*EXERCISE*
Can you copy each of the rows below word for word, with nothing added, dropped, or changed?

##### EXTRACTED RECORDS #####

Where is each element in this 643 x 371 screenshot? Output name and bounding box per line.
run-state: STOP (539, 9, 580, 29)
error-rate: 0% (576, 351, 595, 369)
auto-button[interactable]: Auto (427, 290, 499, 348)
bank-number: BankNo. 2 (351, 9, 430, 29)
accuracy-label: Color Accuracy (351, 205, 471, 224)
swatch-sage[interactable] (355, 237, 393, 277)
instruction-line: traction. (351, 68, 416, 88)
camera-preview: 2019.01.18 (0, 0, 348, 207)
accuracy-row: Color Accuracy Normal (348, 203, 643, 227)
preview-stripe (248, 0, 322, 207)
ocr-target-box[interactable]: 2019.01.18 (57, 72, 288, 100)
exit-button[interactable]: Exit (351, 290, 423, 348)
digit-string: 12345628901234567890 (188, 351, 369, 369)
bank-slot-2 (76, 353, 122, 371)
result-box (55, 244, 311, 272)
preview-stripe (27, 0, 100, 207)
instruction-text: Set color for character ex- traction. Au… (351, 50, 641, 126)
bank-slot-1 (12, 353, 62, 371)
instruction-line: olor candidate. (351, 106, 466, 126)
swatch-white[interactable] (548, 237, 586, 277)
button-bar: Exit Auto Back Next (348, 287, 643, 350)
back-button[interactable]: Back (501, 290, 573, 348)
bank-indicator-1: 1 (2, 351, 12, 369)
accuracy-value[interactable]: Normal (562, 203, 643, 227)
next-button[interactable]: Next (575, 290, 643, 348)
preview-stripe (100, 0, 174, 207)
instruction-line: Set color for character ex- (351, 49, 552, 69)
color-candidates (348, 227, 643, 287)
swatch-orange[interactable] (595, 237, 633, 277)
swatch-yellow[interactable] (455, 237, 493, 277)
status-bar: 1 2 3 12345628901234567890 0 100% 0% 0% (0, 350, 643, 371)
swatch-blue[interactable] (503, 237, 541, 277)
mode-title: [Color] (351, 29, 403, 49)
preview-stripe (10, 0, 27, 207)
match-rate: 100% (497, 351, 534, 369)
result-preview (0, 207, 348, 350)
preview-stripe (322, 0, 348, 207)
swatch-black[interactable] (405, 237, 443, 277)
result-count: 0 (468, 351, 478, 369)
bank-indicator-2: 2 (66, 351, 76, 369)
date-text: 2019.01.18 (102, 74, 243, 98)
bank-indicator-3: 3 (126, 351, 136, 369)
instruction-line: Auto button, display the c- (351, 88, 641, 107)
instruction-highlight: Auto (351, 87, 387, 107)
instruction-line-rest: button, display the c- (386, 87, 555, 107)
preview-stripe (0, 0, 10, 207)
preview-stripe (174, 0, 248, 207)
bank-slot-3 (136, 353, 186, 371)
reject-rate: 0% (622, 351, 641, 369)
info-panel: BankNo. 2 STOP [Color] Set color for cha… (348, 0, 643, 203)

#####

*OUTPUT FOR THIS TASK*
Where is each element in this 643 x 371 screenshot? Output name and bounding box per line.
run-state: STOP (539, 9, 580, 29)
error-rate: 0% (576, 351, 595, 369)
auto-button[interactable]: Auto (427, 290, 499, 348)
bank-number: BankNo. 2 (351, 9, 430, 29)
accuracy-label: Color Accuracy (351, 205, 471, 224)
swatch-sage[interactable] (355, 237, 393, 277)
instruction-line: traction. (351, 68, 416, 88)
camera-preview: 2019.01.18 (0, 0, 348, 207)
accuracy-row: Color Accuracy Normal (348, 203, 643, 227)
preview-stripe (248, 0, 322, 207)
ocr-target-box[interactable]: 2019.01.18 (57, 72, 288, 100)
exit-button[interactable]: Exit (351, 290, 423, 348)
digit-string: 12345628901234567890 (188, 351, 369, 369)
bank-slot-2 (76, 353, 122, 371)
result-box (55, 244, 311, 272)
preview-stripe (27, 0, 100, 207)
instruction-text: Set color for character ex- traction. Au… (351, 50, 641, 126)
bank-slot-1 (12, 353, 62, 371)
instruction-line: olor candidate. (351, 106, 466, 126)
swatch-white[interactable] (548, 237, 586, 277)
button-bar: Exit Auto Back Next (348, 287, 643, 350)
back-button[interactable]: Back (501, 290, 573, 348)
bank-indicator-1: 1 (2, 351, 12, 369)
accuracy-value[interactable]: Normal (562, 203, 643, 227)
next-button[interactable]: Next (575, 290, 643, 348)
preview-stripe (100, 0, 174, 207)
instruction-line: Set color for character ex- (351, 49, 552, 69)
color-candidates (348, 227, 643, 287)
swatch-orange[interactable] (595, 237, 633, 277)
swatch-yellow[interactable] (455, 237, 493, 277)
status-bar: 1 2 3 12345628901234567890 0 100% 0% 0% (0, 350, 643, 371)
swatch-blue[interactable] (503, 237, 541, 277)
mode-title: [Color] (351, 29, 403, 49)
preview-stripe (10, 0, 27, 207)
match-rate: 100% (497, 351, 534, 369)
result-preview (0, 207, 348, 350)
preview-stripe (322, 0, 348, 207)
swatch-black[interactable] (405, 237, 443, 277)
result-count: 0 (468, 351, 478, 369)
bank-indicator-2: 2 (66, 351, 76, 369)
date-text: 2019.01.18 (102, 74, 243, 98)
bank-indicator-3: 3 (126, 351, 136, 369)
instruction-line: Auto button, display the c- (351, 88, 641, 107)
instruction-highlight: Auto (351, 87, 387, 107)
instruction-line-rest: button, display the c- (386, 87, 555, 107)
preview-stripe (0, 0, 10, 207)
preview-stripe (174, 0, 248, 207)
bank-slot-3 (136, 353, 186, 371)
reject-rate: 0% (622, 351, 641, 369)
info-panel: BankNo. 2 STOP [Color] Set color for cha… (348, 0, 643, 203)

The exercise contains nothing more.